┏━━

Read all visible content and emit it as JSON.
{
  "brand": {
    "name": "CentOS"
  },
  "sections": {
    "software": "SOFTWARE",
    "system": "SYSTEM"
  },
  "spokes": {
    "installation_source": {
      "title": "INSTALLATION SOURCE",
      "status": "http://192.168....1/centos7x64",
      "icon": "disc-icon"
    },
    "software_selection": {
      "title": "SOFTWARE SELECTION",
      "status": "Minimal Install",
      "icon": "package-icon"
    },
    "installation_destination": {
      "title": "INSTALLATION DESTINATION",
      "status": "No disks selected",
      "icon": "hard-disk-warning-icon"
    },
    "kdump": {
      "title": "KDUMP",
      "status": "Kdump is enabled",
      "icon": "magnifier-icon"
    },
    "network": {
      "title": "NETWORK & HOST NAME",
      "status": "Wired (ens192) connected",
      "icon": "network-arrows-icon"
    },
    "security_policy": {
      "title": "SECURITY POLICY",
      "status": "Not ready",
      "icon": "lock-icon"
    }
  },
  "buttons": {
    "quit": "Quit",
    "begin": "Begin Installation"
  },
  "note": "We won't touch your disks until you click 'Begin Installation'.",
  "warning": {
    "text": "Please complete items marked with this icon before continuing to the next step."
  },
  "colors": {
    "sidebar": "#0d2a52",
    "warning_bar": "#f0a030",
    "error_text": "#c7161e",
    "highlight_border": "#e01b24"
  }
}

┗━━

▶ Description of the task
All of the data must be returned exactly.

▶ Answer to this problem
Read all visible content and emit it as JSON.
{
  "brand": {
    "name": "CentOS"
  },
  "sections": {
    "software": "SOFTWARE",
    "system": "SYSTEM"
  },
  "spokes": {
    "installation_source": {
      "title": "INSTALLATION SOURCE",
      "status": "http://192.168....1/centos7x64",
      "icon": "disc-icon"
    },
    "software_selection": {
      "title": "SOFTWARE SELECTION",
      "status": "Minimal Install",
      "icon": "package-icon"
    },
    "installation_destination": {
      "title": "INSTALLATION DESTINATION",
      "status": "No disks selected",
      "icon": "hard-disk-warning-icon"
    },
    "kdump": {
      "title": "KDUMP",
      "status": "Kdump is enabled",
      "icon": "magnifier-icon"
    },
    "network": {
      "title": "NETWORK & HOST NAME",
      "status": "Wired (ens192) connected",
      "icon": "network-arrows-icon"
    },
    "security_policy": {
      "title": "SECURITY POLICY",
      "status": "Not ready",
      "icon": "lock-icon"
    }
  },
  "buttons": {
    "quit": "Quit",
    "begin": "Begin Installation"
  },
  "note": "We won't touch your disks until you click 'Begin Installation'.",
  "warning": {
    "text": "Please complete items marked with this icon before continuing to the next step."
  },
  "colors": {
    "sidebar": "#0d2a52",
    "warning_bar": "#f0a030",
    "error_text": "#c7161e",
    "highlight_border": "#e01b24"
  }
}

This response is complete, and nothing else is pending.